**What the exercise asks**
Using the entries below, output exactly the line containing "What's the underlying" and all lines that follow it to the end.

======== Records shown ========

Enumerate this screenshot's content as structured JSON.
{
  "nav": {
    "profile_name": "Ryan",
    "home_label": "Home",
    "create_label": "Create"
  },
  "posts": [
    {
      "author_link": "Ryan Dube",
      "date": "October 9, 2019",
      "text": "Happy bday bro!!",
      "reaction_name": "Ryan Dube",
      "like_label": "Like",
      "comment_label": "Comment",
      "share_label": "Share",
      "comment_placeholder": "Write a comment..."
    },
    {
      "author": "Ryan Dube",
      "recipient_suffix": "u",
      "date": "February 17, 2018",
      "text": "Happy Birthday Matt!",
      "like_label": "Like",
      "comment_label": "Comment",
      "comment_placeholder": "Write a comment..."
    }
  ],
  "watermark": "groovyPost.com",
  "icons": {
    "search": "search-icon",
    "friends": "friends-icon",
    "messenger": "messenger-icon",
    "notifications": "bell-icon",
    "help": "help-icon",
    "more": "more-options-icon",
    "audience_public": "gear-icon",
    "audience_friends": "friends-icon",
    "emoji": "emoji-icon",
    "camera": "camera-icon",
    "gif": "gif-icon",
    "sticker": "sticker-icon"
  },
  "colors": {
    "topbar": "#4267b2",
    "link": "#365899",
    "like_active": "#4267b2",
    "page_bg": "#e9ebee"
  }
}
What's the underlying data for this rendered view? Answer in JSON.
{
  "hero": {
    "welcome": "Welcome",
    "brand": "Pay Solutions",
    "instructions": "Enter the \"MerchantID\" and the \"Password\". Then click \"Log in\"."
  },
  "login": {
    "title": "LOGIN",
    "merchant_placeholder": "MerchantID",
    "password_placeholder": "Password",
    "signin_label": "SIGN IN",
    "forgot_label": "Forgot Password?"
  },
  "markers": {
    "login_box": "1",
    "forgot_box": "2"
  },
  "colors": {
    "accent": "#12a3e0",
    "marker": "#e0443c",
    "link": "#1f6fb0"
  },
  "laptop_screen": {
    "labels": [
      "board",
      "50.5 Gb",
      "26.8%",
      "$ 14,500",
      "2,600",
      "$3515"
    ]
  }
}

========

**Result**
What's the underlying data for this rendered view? Answer in JSON.
{
  "hero": {
    "welcome": "Welcome",
    "brand": "Pay Solutions",
    "instructions": "Enter the \"MerchantID\" and the \"Password\". Then click \"Log in\"."
  },
  "login": {
    "title": "LOGIN",
    "merchant_placeholder": "MerchantID",
    "password_placeholder": "Password",
    "signin_label": "SIGN IN",
    "forgot_label": "Forgot Password?"
  },
  "markers": {
    "login_box": "1",
    "forgot_box": "2"
  },
  "colors": {
    "accent": "#12a3e0",
    "marker": "#e0443c",
    "link": "#1f6fb0"
  },
  "laptop_screen": {
    "labels": [
      "board",
      "50.5 Gb",
      "26.8%",
      "$ 14,500",
      "2,600",
      "$3515"
    ]
  }
}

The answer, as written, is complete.